[START OF Source records]
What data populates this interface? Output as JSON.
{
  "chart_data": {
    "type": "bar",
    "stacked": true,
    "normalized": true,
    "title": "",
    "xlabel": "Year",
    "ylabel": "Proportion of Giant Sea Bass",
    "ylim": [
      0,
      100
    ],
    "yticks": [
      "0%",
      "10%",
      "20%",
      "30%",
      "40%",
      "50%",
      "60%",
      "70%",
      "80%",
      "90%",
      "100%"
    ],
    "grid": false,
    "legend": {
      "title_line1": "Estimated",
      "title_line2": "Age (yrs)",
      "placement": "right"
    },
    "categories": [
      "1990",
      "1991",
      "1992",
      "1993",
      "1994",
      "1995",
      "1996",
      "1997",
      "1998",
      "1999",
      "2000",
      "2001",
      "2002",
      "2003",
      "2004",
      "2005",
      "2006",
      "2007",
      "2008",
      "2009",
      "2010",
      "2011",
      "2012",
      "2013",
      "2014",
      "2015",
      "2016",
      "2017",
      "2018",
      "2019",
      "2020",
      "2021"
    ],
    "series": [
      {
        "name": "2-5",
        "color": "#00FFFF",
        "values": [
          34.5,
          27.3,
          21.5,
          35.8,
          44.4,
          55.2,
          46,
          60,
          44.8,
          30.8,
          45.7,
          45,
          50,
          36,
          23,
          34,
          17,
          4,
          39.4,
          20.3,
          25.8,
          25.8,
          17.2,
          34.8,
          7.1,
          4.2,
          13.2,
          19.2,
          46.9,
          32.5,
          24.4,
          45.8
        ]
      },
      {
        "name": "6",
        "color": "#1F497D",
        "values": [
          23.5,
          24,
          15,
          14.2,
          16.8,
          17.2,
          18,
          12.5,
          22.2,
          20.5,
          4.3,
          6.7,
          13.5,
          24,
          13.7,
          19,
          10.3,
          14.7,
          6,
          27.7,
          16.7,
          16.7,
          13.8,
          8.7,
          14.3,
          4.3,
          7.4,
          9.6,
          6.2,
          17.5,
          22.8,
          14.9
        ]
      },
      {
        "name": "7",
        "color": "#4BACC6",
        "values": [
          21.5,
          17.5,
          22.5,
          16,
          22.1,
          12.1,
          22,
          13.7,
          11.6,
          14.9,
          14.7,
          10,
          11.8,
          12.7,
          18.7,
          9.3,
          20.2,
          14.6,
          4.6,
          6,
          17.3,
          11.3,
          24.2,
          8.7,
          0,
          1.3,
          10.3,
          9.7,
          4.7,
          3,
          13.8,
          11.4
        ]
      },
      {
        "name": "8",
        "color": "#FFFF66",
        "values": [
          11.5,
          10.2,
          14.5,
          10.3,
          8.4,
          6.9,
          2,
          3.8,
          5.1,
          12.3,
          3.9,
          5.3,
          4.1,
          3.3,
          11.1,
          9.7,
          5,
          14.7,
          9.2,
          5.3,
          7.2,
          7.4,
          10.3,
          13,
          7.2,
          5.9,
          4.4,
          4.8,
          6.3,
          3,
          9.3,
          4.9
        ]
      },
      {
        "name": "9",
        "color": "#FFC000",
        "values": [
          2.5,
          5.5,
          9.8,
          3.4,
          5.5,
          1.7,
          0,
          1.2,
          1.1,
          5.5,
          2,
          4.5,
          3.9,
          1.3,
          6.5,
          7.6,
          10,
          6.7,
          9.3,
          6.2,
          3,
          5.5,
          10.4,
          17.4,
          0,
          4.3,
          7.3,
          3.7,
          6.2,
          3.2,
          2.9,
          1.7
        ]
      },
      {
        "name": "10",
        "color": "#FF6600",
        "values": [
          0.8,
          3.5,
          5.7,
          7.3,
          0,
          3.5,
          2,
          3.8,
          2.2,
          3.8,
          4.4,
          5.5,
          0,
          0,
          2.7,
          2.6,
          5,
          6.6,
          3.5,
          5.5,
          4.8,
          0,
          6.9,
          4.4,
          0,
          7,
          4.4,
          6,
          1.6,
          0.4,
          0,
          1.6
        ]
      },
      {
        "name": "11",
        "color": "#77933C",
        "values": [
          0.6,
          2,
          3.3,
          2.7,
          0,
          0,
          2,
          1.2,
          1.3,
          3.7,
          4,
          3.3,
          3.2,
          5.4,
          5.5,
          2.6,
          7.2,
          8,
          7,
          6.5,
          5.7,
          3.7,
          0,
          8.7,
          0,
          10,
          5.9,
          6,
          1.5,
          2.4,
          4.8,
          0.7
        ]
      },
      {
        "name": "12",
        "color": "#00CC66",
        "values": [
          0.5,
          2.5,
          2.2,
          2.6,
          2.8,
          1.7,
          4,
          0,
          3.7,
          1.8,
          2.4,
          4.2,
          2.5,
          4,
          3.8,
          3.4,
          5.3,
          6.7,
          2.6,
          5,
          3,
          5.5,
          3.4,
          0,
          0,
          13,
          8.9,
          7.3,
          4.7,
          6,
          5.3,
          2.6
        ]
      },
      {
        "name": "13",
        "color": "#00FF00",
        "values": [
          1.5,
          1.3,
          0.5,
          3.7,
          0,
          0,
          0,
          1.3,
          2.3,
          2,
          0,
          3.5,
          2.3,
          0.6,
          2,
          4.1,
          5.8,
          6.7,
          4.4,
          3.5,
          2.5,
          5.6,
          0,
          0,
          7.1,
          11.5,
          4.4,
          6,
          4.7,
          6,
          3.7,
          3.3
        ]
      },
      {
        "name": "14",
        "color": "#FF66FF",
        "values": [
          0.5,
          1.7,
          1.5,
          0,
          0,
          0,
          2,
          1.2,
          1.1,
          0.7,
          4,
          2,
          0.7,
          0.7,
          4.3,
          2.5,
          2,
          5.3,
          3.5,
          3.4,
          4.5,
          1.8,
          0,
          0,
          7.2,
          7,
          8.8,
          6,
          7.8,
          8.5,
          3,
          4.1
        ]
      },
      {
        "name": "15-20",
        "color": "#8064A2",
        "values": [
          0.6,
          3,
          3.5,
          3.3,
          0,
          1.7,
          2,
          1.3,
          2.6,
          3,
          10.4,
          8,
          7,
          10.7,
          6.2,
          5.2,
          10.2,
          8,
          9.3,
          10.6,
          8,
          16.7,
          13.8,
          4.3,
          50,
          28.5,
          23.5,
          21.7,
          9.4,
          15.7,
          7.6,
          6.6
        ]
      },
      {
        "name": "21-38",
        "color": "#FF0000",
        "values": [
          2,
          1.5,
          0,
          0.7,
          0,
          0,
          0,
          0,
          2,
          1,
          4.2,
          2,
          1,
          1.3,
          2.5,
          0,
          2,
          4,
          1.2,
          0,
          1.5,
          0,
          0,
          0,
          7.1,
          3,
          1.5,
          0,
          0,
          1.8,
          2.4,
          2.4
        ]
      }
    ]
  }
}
[END OF Source records]
Task directions> Extract the full listing above without alteration.

Task response>
What data populates this interface? Output as JSON.
{
  "chart_data": {
    "type": "bar",
    "stacked": true,
    "normalized": true,
    "title": "",
    "xlabel": "Year",
    "ylabel": "Proportion of Giant Sea Bass",
    "ylim": [
      0,
      100
    ],
    "yticks": [
      "0%",
      "10%",
      "20%",
      "30%",
      "40%",
      "50%",
      "60%",
      "70%",
      "80%",
      "90%",
      "100%"
    ],
    "grid": false,
    "legend": {
      "title_line1": "Estimated",
      "title_line2": "Age (yrs)",
      "placement": "right"
    },
    "categories": [
      "1990",
      "1991",
      "1992",
      "1993",
      "1994",
      "1995",
      "1996",
      "1997",
      "1998",
      "1999",
      "2000",
      "2001",
      "2002",
      "2003",
      "2004",
      "2005",
      "2006",
      "2007",
      "2008",
      "2009",
      "2010",
      "2011",
      "2012",
      "2013",
      "2014",
      "2015",
      "2016",
      "2017",
      "2018",
      "2019",
      "2020",
      "2021"
    ],
    "series": [
      {
        "name": "2-5",
        "color": "#00FFFF",
        "values": [
          34.5,
          27.3,
          21.5,
          35.8,
          44.4,
          55.2,
          46,
          60,
          44.8,
          30.8,
          45.7,
          45,
          50,
          36,
          23,
          34,
          17,
          4,
          39.4,
          20.3,
          25.8,
          25.8,
          17.2,
          34.8,
          7.1,
          4.2,
          13.2,
          19.2,
          46.9,
          32.5,
          24.4,
          45.8
        ]
      },
      {
        "name": "6",
        "color": "#1F497D",
        "values": [
          23.5,
          24,
          15,
          14.2,
          16.8,
          17.2,
          18,
          12.5,
          22.2,
          20.5,
          4.3,
          6.7,
          13.5,
          24,
          13.7,
          19,
          10.3,
          14.7,
          6,
          27.7,
          16.7,
          16.7,
          13.8,
          8.7,
          14.3,
          4.3,
          7.4,
          9.6,
          6.2,
          17.5,
          22.8,
          14.9
        ]
      },
      {
        "name": "7",
        "color": "#4BACC6",
        "values": [
          21.5,
          17.5,
          22.5,
          16,
          22.1,
          12.1,
          22,
          13.7,
          11.6,
          14.9,
          14.7,
          10,
          11.8,
          12.7,
          18.7,
          9.3,
          20.2,
          14.6,
          4.6,
          6,
          17.3,
          11.3,
          24.2,
          8.7,
          0,
          1.3,
          10.3,
          9.7,
          4.7,
          3,
          13.8,
          11.4
        ]
      },
      {
        "name": "8",
        "color": "#FFFF66",
        "values": [
          11.5,
          10.2,
          14.5,
          10.3,
          8.4,
          6.9,
          2,
          3.8,
          5.1,
          12.3,
          3.9,
          5.3,
          4.1,
          3.3,
          11.1,
          9.7,
          5,
          14.7,
          9.2,
          5.3,
          7.2,
          7.4,
          10.3,
          13,
          7.2,
          5.9,
          4.4,
          4.8,
          6.3,
          3,
          9.3,
          4.9
        ]
      },
      {
        "name": "9",
        "color": "#FFC000",
        "values": [
          2.5,
          5.5,
          9.8,
          3.4,
          5.5,
          1.7,
          0,
          1.2,
          1.1,
          5.5,
          2,
          4.5,
          3.9,
          1.3,
          6.5,
          7.6,
          10,
          6.7,
          9.3,
          6.2,
          3,
          5.5,
          10.4,
          17.4,
          0,
          4.3,
          7.3,
          3.7,
          6.2,
          3.2,
          2.9,
          1.7
        ]
      },
      {
        "name": "10",
        "color": "#FF6600",
        "values": [
          0.8,
          3.5,
          5.7,
          7.3,
          0,
          3.5,
          2,
          3.8,
          2.2,
          3.8,
          4.4,
          5.5,
          0,
          0,
          2.7,
          2.6,
          5,
          6.6,
          3.5,
          5.5,
          4.8,
          0,
          6.9,
          4.4,
          0,
          7,
          4.4,
          6,
          1.6,
          0.4,
          0,
          1.6
        ]
      },
      {
        "name": "11",
        "color": "#77933C",
        "values": [
          0.6,
          2,
          3.3,
          2.7,
          0,
          0,
          2,
          1.2,
          1.3,
          3.7,
          4,
          3.3,
          3.2,
          5.4,
          5.5,
          2.6,
          7.2,
          8,
          7,
          6.5,
          5.7,
          3.7,
          0,
          8.7,
          0,
          10,
          5.9,
          6,
          1.5,
          2.4,
          4.8,
          0.7
        ]
      },
      {
        "name": "12",
        "color": "#00CC66",
        "values": [
          0.5,
          2.5,
          2.2,
          2.6,
          2.8,
          1.7,
          4,
          0,
          3.7,
          1.8,
          2.4,
          4.2,
          2.5,
          4,
          3.8,
          3.4,
          5.3,
          6.7,
          2.6,
          5,
          3,
          5.5,
          3.4,
          0,
          0,
          13,
          8.9,
          7.3,
          4.7,
          6,
          5.3,
          2.6
        ]
      },
      {
        "name": "13",
        "color": "#00FF00",
        "values": [
          1.5,
          1.3,
          0.5,
          3.7,
          0,
          0,
          0,
          1.3,
          2.3,
          2,
          0,
          3.5,
          2.3,
          0.6,
          2,
          4.1,
          5.8,
          6.7,
          4.4,
          3.5,
          2.5,
          5.6,
          0,
          0,
          7.1,
          11.5,
          4.4,
          6,
          4.7,
          6,
          3.7,
          3.3
        ]
      },
      {
        "name": "14",
        "color": "#FF66FF",
        "values": [
          0.5,
          1.7,
          1.5,
          0,
          0,
          0,
          2,
          1.2,
          1.1,
          0.7,
          4,
          2,
          0.7,
          0.7,
          4.3,
          2.5,
          2,
          5.3,
          3.5,
          3.4,
          4.5,
          1.8,
          0,
          0,
          7.2,
          7,
          8.8,
          6,
          7.8,
          8.5,
          3,
          4.1
        ]
      },
      {
        "name": "15-20",
        "color": "#8064A2",
        "values": [
          0.6,
          3,
          3.5,
          3.3,
          0,
          1.7,
          2,
          1.3,
          2.6,
          3,
          10.4,
          8,
          7,
          10.7,
          6.2,
          5.2,
          10.2,
          8,
          9.3,
          10.6,
          8,
          16.7,
          13.8,
          4.3,
          50,
          28.5,
          23.5,
          21.7,
          9.4,
          15.7,
          7.6,
          6.6
        ]
      },
      {
        "name": "21-38",
        "color": "#FF0000",
        "values": [
          2,
          1.5,
          0,
          0.7,
          0,
          0,
          0,
          0,
          2,
          1,
          4.2,
          2,
          1,
          1.3,
          2.5,
          0,
          2,
          4,
          1.2,
          0,
          1.5,
          0,
          0,
          0,
          7.1,
          3,
          1.5,
          0,
          0,
          1.8,
          2.4,
          2.4
        ]
      }
    ]
  }
}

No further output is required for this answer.